SOURCE PASSAGE:

════════════════════

What is Health Equity and How Can We Achieve It?

*Everything is connected. Poverty is a health issue, education is a health issue. VL


NewsTaco HEALTH TUESDAY

By Eric Moreno, Salud Today (2.5 minute read)  

Health equity can be a hard-to-understand concept.

A new report has a clear, simple definition:

“Health equity means that everyone has a fair and just opportunity to be healthier.”

Latino farm boy in poverty and food insecurityAchieving health equity means removing obstacles to health.

Obstacles like “poverty, discrimination, and their consequences, including powerlessness and lack of access to good jobs with fair pay, quality education and housing, safe environments, and health care,” according to the report. The report is by the Robert Wood Johnson Foundation (RWJF) and the University of California, San Francisco.

Unfortunately, health equity sometimes doesn’t exist.

Latinos and other minority and low-income groups suffer health inequities and disparities. These are deeply rooted in socio-economic conditions.

Why Do Health Disparities Exist?

The main obstacles identified by RWJF include poverty and discrimination.

Latinos and blacks are more in poverty (higher than a 21% poverty rate) than Asians and whites (less than 12% poverty rate), federal data show.

The consequences of these barriers, including powerlessness, lack of higher-wage jobs, and quality education and health care, also impact health equity.

“Health equity underpins all of the Robert Wood Johnson Foundation’s Culture of Health Action Areas and the goal of a society in which everyone has an equal opportunity to live the healthiest life possible,” according to a news release.

What Does the Report Say Can Be Done?

Report authors identified four key findings needed to achieve health equity:

  • Identify important health disparities. Many health disparities are “rooted in inequities.” Not everyone has the same access to resources and opportunities that they need to be healthier. These determinants of health include living and working conditions, education, income, and health care. Increasing opportunities and access benefits everyone, especially those that have been left behind in the past.

════════════════════

WORK TO BE COMPLETED:
Carry on the health equity article from the point where it stops, writing the next part in the same style. The rows have no connection to the health equity article.

Document understanding data:

════════════════════

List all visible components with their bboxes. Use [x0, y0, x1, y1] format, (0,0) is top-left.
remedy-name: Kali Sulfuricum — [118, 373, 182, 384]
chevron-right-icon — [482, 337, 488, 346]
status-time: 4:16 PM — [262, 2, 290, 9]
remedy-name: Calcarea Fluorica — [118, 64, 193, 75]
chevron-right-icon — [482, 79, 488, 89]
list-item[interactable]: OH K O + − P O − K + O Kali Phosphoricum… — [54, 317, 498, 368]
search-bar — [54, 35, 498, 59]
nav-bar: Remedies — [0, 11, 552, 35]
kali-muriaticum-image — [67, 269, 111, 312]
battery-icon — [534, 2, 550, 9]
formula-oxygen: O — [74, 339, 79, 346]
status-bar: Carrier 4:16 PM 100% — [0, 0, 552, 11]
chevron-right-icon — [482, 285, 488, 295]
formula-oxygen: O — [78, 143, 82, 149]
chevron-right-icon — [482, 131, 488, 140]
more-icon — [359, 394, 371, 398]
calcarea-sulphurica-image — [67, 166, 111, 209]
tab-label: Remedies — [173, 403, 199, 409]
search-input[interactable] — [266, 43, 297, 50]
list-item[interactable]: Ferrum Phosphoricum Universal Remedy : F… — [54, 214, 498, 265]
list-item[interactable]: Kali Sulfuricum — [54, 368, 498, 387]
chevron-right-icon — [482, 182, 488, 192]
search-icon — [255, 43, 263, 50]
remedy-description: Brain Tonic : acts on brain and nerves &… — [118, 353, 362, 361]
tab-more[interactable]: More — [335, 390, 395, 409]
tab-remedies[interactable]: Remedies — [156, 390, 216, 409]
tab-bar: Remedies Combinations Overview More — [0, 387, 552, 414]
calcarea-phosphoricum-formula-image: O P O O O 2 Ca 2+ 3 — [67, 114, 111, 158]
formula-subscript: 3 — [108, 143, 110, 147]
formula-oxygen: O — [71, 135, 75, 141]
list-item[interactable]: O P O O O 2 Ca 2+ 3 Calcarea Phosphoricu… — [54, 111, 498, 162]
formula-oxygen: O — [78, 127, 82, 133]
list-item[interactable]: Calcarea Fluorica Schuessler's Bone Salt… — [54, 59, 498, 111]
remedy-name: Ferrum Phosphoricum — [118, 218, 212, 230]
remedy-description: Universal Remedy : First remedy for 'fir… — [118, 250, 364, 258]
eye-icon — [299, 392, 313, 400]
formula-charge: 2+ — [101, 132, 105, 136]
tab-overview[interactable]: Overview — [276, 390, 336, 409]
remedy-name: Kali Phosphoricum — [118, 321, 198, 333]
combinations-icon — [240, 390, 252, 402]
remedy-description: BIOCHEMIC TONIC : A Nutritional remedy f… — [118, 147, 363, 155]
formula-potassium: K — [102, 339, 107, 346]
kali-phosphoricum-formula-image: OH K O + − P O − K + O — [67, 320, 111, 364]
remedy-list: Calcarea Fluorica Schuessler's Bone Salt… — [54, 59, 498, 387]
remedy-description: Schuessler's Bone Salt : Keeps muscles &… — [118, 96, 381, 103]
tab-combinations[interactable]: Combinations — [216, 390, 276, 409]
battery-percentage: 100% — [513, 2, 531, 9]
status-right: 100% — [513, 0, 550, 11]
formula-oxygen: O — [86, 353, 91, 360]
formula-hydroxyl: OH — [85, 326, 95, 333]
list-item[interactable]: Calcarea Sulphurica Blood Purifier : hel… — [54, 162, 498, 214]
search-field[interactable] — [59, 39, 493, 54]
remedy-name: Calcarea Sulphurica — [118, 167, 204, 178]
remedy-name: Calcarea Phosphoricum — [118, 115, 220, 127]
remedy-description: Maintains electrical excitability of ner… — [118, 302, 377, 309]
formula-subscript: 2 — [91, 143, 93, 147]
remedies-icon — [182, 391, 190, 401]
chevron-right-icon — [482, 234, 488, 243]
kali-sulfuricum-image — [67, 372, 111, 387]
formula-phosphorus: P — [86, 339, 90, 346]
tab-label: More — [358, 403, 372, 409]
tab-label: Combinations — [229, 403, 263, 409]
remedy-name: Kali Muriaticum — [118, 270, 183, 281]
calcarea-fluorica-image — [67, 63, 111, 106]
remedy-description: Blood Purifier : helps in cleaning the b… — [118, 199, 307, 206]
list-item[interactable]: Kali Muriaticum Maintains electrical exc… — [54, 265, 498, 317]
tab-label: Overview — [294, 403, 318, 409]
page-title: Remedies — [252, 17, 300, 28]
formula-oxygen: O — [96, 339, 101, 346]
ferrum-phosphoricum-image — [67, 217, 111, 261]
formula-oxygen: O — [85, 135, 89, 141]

════════════════════

OUTPUT OF THE TASK:
  • Change and implement policies, laws, systems, environments, and practices to reduce inequities in the opportunities and resources needed to be healthier. If the unfair social conditions that create inequities can be eliminated, health equity would be more attainable for everyone. 
  • Evaluate and monitor efforts using short- and long-term measures. Reducing certain health disparities could take decades, but that does not mean the process should not begin as soon as possible. This can be done by comparing disadvantaged groups to the general population rather than “advantaged” groups. 
  • Reassess strategies in light of process and outcomes and plan next steps. By actively engaging the population that is most affected by health disparities in the “identification, design, implementation, and evaluation of promising solutions,” health equity can be achieved sooner. 

One distinction emphasized by the authors of the report is that equity is not the same as equality. Equalizing opportunities for those who have worse health and fewer resources can be attained by expending more of an effort to improve their health.